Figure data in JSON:
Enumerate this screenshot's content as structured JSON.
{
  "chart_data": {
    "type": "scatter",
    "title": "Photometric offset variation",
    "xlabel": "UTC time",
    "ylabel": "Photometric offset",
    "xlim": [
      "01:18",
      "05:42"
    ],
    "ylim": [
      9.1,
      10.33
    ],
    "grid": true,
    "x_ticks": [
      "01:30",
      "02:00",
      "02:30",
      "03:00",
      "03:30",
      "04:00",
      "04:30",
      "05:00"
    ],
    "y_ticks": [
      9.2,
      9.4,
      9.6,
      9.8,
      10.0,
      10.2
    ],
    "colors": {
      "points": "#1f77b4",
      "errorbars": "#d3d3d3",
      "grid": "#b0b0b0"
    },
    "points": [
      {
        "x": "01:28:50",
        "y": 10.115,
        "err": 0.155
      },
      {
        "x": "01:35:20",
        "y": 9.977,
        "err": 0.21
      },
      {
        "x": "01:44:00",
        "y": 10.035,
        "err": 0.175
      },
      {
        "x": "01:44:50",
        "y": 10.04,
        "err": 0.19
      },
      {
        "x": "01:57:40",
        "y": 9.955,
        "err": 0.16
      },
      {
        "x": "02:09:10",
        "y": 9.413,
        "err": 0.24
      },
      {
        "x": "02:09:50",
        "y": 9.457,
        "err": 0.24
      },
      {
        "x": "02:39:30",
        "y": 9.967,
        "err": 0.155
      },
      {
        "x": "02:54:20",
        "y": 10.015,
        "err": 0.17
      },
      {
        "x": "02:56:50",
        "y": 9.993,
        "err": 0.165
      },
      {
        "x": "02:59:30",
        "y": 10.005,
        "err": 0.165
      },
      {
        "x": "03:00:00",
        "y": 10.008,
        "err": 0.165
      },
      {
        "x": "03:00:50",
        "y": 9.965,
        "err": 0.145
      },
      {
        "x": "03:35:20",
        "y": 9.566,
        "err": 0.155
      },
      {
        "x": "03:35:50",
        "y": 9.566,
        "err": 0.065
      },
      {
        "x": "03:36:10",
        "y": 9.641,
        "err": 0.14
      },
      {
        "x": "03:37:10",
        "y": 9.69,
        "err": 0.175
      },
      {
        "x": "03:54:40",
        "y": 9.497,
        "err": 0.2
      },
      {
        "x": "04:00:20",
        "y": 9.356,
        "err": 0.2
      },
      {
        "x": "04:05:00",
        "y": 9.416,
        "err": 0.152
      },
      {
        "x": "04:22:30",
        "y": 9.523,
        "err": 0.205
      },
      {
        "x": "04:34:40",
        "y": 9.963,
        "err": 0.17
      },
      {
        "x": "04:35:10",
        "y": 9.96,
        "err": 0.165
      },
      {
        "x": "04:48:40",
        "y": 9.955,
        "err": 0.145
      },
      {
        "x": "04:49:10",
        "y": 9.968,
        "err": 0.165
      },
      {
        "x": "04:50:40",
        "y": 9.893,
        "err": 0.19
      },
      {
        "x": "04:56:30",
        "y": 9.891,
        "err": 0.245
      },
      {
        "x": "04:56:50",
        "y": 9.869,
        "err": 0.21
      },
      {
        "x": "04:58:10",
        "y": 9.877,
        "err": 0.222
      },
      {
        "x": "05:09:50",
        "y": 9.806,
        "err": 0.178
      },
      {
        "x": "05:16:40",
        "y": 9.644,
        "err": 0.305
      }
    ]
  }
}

The request: Copy each line of the data exactly, leaving nothing out.

Full answer:
Enumerate this screenshot's content as structured JSON.
{
  "chart_data": {
    "type": "scatter",
    "title": "Photometric offset variation",
    "xlabel": "UTC time",
    "ylabel": "Photometric offset",
    "xlim": [
      "01:18",
      "05:42"
    ],
    "ylim": [
      9.1,
      10.33
    ],
    "grid": true,
    "x_ticks": [
      "01:30",
      "02:00",
      "02:30",
      "03:00",
      "03:30",
      "04:00",
      "04:30",
      "05:00"
    ],
    "y_ticks": [
      9.2,
      9.4,
      9.6,
      9.8,
      10.0,
      10.2
    ],
    "colors": {
      "points": "#1f77b4",
      "errorbars": "#d3d3d3",
      "grid": "#b0b0b0"
    },
    "points": [
      {
        "x": "01:28:50",
        "y": 10.115,
        "err": 0.155
      },
      {
        "x": "01:35:20",
        "y": 9.977,
        "err": 0.21
      },
      {
        "x": "01:44:00",
        "y": 10.035,
        "err": 0.175
      },
      {
        "x": "01:44:50",
        "y": 10.04,
        "err": 0.19
      },
      {
        "x": "01:57:40",
        "y": 9.955,
        "err": 0.16
      },
      {
        "x": "02:09:10",
        "y": 9.413,
        "err": 0.24
      },
      {
        "x": "02:09:50",
        "y": 9.457,
        "err": 0.24
      },
      {
        "x": "02:39:30",
        "y": 9.967,
        "err": 0.155
      },
      {
        "x": "02:54:20",
        "y": 10.015,
        "err": 0.17
      },
      {
        "x": "02:56:50",
        "y": 9.993,
        "err": 0.165
      },
      {
        "x": "02:59:30",
        "y": 10.005,
        "err": 0.165
      },
      {
        "x": "03:00:00",
        "y": 10.008,
        "err": 0.165
      },
      {
        "x": "03:00:50",
        "y": 9.965,
        "err": 0.145
      },
      {
        "x": "03:35:20",
        "y": 9.566,
        "err": 0.155
      },
      {
        "x": "03:35:50",
        "y": 9.566,
        "err": 0.065
      },
      {
        "x": "03:36:10",
        "y": 9.641,
        "err": 0.14
      },
      {
        "x": "03:37:10",
        "y": 9.69,
        "err": 0.175
      },
      {
        "x": "03:54:40",
        "y": 9.497,
        "err": 0.2
      },
      {
        "x": "04:00:20",
        "y": 9.356,
        "err": 0.2
      },
      {
        "x": "04:05:00",
        "y": 9.416,
        "err": 0.152
      },
      {
        "x": "04:22:30",
        "y": 9.523,
        "err": 0.205
      },
      {
        "x": "04:34:40",
        "y": 9.963,
        "err": 0.17
      },
      {
        "x": "04:35:10",
        "y": 9.96,
        "err": 0.165
      },
      {
        "x": "04:48:40",
        "y": 9.955,
        "err": 0.145
      },
      {
        "x": "04:49:10",
        "y": 9.968,
        "err": 0.165
      },
      {
        "x": "04:50:40",
        "y": 9.893,
        "err": 0.19
      },
      {
        "x": "04:56:30",
        "y": 9.891,
        "err": 0.245
      },
      {
        "x": "04:56:50",
        "y": 9.869,
        "err": 0.21
      },
      {
        "x": "04:58:10",
        "y": 9.877,
        "err": 0.222
      },
      {
        "x": "05:09:50",
        "y": 9.806,
        "err": 0.178
      },
      {
        "x": "05:16:40",
        "y": 9.644,
        "err": 0.305
      }
    ]
  }
}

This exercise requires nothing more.